◆ Problem description
Produce an exact transcription of the listing below, omitting the pictures.

-------- Given data --------

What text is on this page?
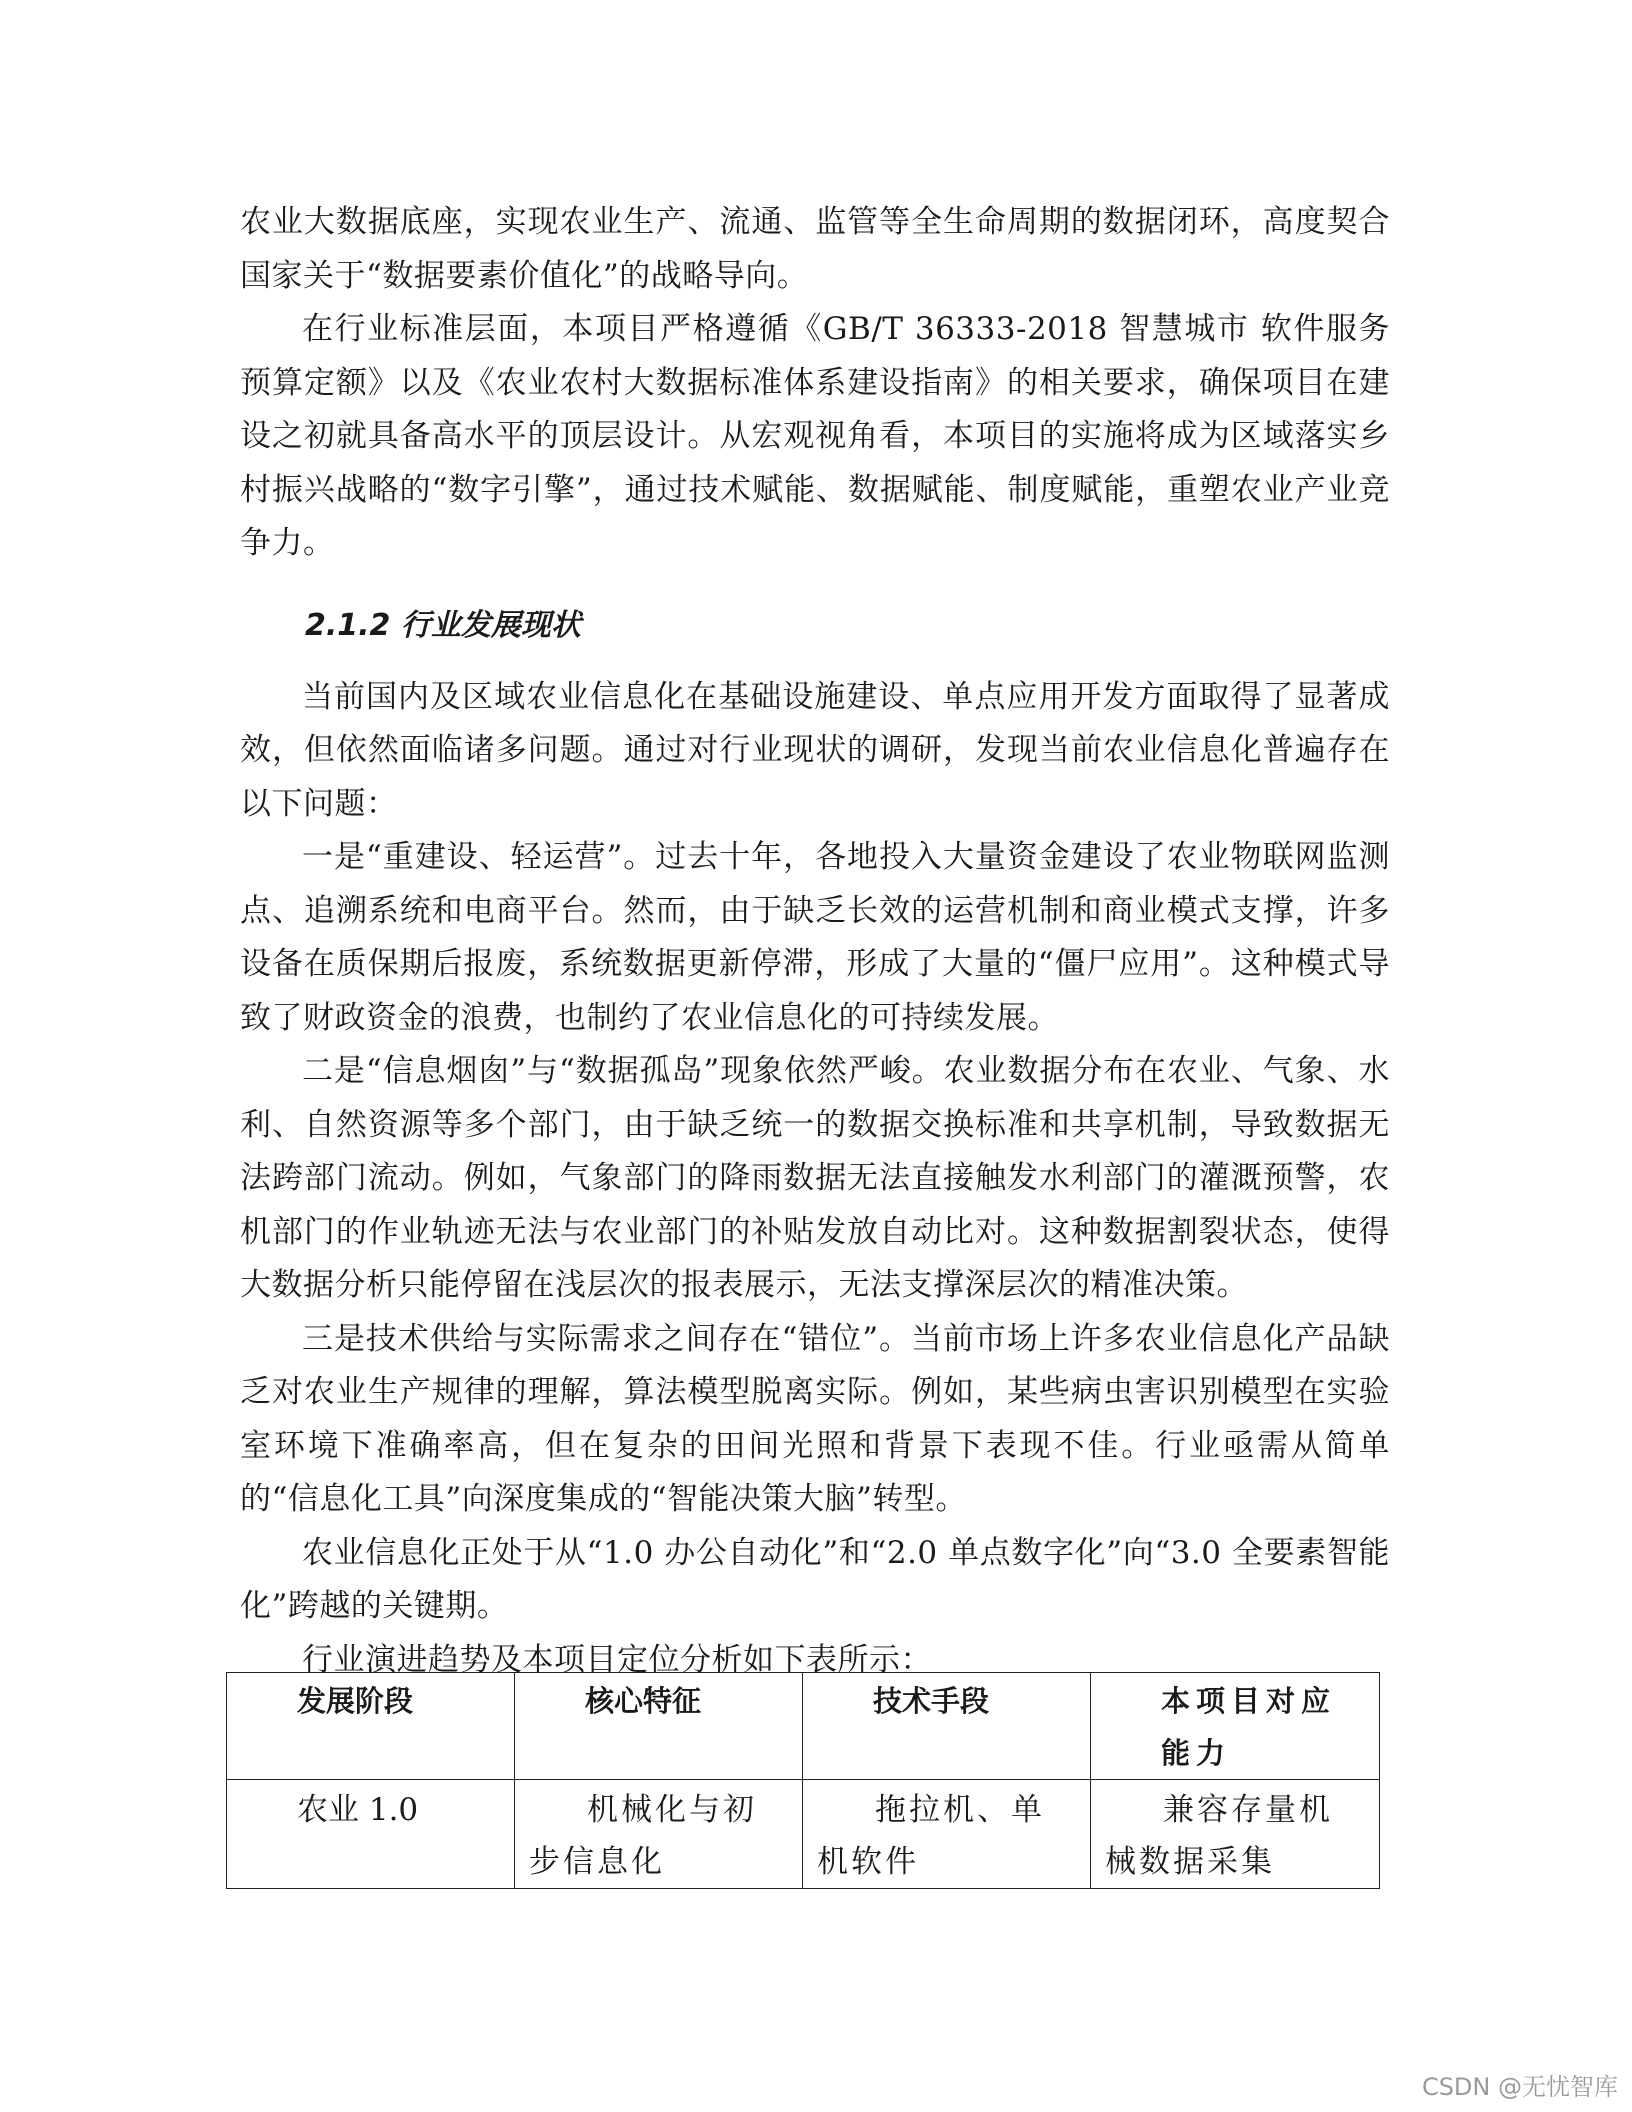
农业大数据底座，实现农业生产、流通、监管等全生命周期的数据闭环，高度契合国家关于“数据要素价值化”的战略导向。

在行业标准层面，本项目严格遵循《GB/T 36333-2018 智慧城市 软件服务预算定额》以及《农业农村大数据标准体系建设指南》的相关要求，确保项目在建设之初就具备高水平的顶层设计。从宏观视角看，本项目的实施将成为区域落实乡村振兴战略的“数字引擎”，通过技术赋能、数据赋能、制度赋能，重塑农业产业竞争力。

2.1.2 行业发展现状

当前国内及区域农业信息化在基础设施建设、单点应用开发方面取得了显著成效，但依然面临诸多问题。通过对行业现状的调研，发现当前农业信息化普遍存在以下问题：

一是“重建设、轻运营”。过去十年，各地投入大量资金建设了农业物联网监测点、追溯系统和电商平台。然而，由于缺乏长效的运营机制和商业模式支撑，许多设备在质保期后报废，系统数据更新停滞，形成了大量的“僵尸应用”。这种模式导致了财政资金的浪费，也制约了农业信息化的可持续发展。

二是“信息烟囱”与“数据孤岛”现象依然严峻。农业数据分布在农业、气象、水利、自然资源等多个部门，由于缺乏统一的数据交换标准和共享机制，导致数据无法跨部门流动。例如，气象部门的降雨数据无法直接触发水利部门的灌溉预警，农机部门的作业轨迹无法与农业部门的补贴发放自动比对。这种数据割裂状态，使得大数据分析只能停留在浅层次的报表展示，无法支撑深层次的精准决策。

三是技术供给与实际需求之间存在“错位”。当前市场上许多农业信息化产品缺乏对农业生产规律的理解，算法模型脱离实际。例如，某些病虫害识别模型在实验室环境下准确率高，但在复杂的田间光照和背景下表现不佳。行业亟需从简单的“信息化工具”向深度集成的“智能决策大脑”转型。

农业信息化正处于从“1.0 办公自动化”和“2.0 单点数字化”向“3.0 全要素智能化”跨越的关键期。

行业演进趋势及本项目定位分析如下表所示：

发展阶段	核心特征	技术手段	本项目对应能力
农业 1.0	机械化与初步信息化	拖拉机、单机软件	兼容存量机械数据采集
CSDN @无忧智库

--------

◆ Worked solution
What text is on this page?
农业大数据底座，实现农业生产、流通、监管等全生命周期的数据闭环，高度契合国家关于“数据要素价值化”的战略导向。

在行业标准层面，本项目严格遵循《GB/T 36333-2018 智慧城市 软件服务预算定额》以及《农业农村大数据标准体系建设指南》的相关要求，确保项目在建设之初就具备高水平的顶层设计。从宏观视角看，本项目的实施将成为区域落实乡村振兴战略的“数字引擎”，通过技术赋能、数据赋能、制度赋能，重塑农业产业竞争力。

2.1.2 行业发展现状

当前国内及区域农业信息化在基础设施建设、单点应用开发方面取得了显著成效，但依然面临诸多问题。通过对行业现状的调研，发现当前农业信息化普遍存在以下问题：

一是“重建设、轻运营”。过去十年，各地投入大量资金建设了农业物联网监测点、追溯系统和电商平台。然而，由于缺乏长效的运营机制和商业模式支撑，许多设备在质保期后报废，系统数据更新停滞，形成了大量的“僵尸应用”。这种模式导致了财政资金的浪费，也制约了农业信息化的可持续发展。

二是“信息烟囱”与“数据孤岛”现象依然严峻。农业数据分布在农业、气象、水利、自然资源等多个部门，由于缺乏统一的数据交换标准和共享机制，导致数据无法跨部门流动。例如，气象部门的降雨数据无法直接触发水利部门的灌溉预警，农机部门的作业轨迹无法与农业部门的补贴发放自动比对。这种数据割裂状态，使得大数据分析只能停留在浅层次的报表展示，无法支撑深层次的精准决策。

三是技术供给与实际需求之间存在“错位”。当前市场上许多农业信息化产品缺乏对农业生产规律的理解，算法模型脱离实际。例如，某些病虫害识别模型在实验室环境下准确率高，但在复杂的田间光照和背景下表现不佳。行业亟需从简单的“信息化工具”向深度集成的“智能决策大脑”转型。

农业信息化正处于从“1.0 办公自动化”和“2.0 单点数字化”向“3.0 全要素智能化”跨越的关键期。

行业演进趋势及本项目定位分析如下表所示：

发展阶段	核心特征	技术手段	本项目对应能力
农业 1.0	机械化与初步信息化	拖拉机、单机软件	兼容存量机械数据采集
CSDN @无忧智库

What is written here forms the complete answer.